Document page records:
═══
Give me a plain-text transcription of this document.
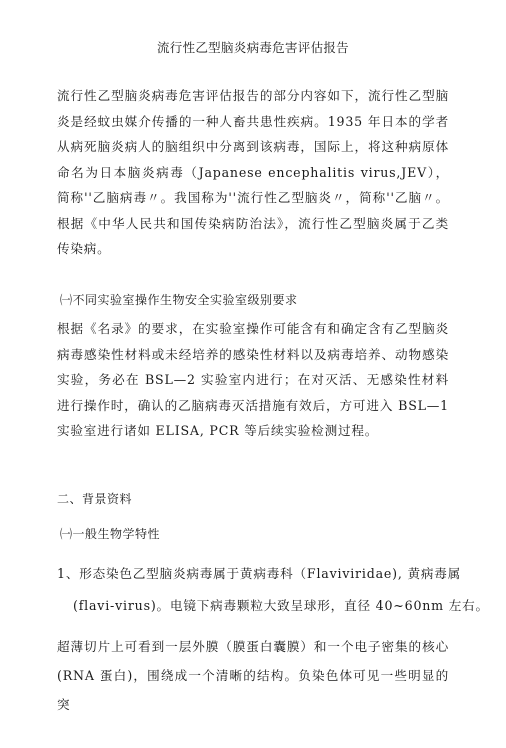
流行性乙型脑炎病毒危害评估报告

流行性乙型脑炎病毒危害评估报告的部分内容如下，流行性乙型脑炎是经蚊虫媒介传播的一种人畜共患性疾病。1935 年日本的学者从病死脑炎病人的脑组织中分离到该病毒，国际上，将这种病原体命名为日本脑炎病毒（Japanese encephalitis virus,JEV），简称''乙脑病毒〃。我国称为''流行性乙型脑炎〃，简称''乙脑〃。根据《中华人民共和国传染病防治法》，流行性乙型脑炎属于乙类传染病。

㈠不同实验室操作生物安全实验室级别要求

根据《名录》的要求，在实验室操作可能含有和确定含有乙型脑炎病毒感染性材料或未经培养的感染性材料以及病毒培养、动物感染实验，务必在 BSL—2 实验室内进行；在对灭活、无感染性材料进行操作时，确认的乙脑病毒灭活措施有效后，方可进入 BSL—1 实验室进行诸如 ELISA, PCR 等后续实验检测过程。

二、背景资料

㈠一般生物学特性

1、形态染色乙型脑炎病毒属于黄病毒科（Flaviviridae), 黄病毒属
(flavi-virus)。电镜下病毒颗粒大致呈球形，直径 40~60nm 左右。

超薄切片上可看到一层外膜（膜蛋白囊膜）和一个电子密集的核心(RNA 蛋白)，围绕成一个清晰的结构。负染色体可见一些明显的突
═══
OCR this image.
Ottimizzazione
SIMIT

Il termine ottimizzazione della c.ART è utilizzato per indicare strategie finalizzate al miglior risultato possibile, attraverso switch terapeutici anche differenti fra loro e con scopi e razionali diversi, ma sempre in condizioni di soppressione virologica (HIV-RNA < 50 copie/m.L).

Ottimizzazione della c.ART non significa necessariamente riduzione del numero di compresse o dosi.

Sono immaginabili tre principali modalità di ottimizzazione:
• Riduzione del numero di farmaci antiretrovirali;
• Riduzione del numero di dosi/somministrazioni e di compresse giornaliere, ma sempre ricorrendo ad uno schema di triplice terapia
═══
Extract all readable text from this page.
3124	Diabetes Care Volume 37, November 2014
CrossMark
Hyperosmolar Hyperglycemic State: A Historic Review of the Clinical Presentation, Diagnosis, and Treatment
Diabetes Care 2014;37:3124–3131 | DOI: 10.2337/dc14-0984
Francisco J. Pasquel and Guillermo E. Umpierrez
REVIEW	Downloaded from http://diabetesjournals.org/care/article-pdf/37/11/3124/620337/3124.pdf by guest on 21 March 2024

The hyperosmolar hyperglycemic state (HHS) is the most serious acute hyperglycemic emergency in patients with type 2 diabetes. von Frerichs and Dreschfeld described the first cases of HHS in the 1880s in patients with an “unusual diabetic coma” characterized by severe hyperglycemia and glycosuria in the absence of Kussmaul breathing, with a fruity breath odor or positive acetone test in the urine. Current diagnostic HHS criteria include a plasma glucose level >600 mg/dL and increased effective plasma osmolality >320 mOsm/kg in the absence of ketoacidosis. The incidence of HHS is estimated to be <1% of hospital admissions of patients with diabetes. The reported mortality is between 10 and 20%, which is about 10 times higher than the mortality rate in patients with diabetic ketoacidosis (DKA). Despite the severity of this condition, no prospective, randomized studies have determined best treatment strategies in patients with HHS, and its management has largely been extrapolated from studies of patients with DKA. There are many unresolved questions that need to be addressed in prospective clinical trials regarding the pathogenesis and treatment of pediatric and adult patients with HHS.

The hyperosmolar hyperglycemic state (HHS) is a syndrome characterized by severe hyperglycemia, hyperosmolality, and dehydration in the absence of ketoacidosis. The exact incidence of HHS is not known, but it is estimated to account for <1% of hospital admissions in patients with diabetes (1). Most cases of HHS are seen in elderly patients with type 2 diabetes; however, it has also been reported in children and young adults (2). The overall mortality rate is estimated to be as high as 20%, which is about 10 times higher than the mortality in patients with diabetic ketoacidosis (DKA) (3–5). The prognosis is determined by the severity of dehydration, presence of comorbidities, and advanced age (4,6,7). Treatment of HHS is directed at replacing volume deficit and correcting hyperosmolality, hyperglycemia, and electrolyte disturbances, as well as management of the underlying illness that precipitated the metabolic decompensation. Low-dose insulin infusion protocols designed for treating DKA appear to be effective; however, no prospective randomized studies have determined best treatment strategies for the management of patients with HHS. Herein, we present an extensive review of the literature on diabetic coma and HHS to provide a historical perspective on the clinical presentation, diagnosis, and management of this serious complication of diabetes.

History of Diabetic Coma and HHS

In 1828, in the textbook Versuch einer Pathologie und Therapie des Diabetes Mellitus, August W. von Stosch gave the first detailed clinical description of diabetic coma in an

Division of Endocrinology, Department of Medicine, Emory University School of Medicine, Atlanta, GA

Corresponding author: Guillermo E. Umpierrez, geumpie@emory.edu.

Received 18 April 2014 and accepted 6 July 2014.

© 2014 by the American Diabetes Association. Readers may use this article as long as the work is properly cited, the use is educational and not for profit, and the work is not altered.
═══
EXERCISE PROMPT: Counting only those lines of the data above where the word "numero" appears, give the number and nothing more.

TASK SOLUTION: 3